EXERCISE INSTRUCTIONS: Write the records out again exactly, leaving no images in.

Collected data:

----------

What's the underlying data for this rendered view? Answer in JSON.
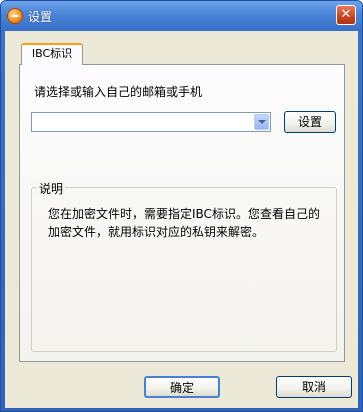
{
  "window": {
    "title": "设置",
    "app_icon": "app-logo-icon",
    "close_glyph": "✕"
  },
  "tabs": [
    {
      "label": "IBC标识",
      "selected": true
    }
  ],
  "form": {
    "prompt": "请选择或输入自己的邮箱或手机",
    "combo_value": "",
    "set_label": "设置"
  },
  "info": {
    "title": "说明",
    "text": "您在加密文件时，需要指定IBC标识。您查看自己的加密文件，就用标识对应的私钥来解密。"
  },
  "footer": {
    "ok_label": "确定",
    "cancel_label": "取消"
  },
  "colors": {
    "titlebar": "#3c72c9",
    "client": "#ece9d8",
    "tab_accent": "#f6a11a",
    "close_button": "#c8431f"
  }
}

----------

EXPECTED ANSWER:
What's the underlying data for this rendered view? Answer in JSON.
{
  "window": {
    "title": "设置",
    "app_icon": "app-logo-icon",
    "close_glyph": "✕"
  },
  "tabs": [
    {
      "label": "IBC标识",
      "selected": true
    }
  ],
  "form": {
    "prompt": "请选择或输入自己的邮箱或手机",
    "combo_value": "",
    "set_label": "设置"
  },
  "info": {
    "title": "说明",
    "text": "您在加密文件时，需要指定IBC标识。您查看自己的加密文件，就用标识对应的私钥来解密。"
  },
  "footer": {
    "ok_label": "确定",
    "cancel_label": "取消"
  },
  "colors": {
    "titlebar": "#3c72c9",
    "client": "#ece9d8",
    "tab_accent": "#f6a11a",
    "close_button": "#c8431f"
  }
}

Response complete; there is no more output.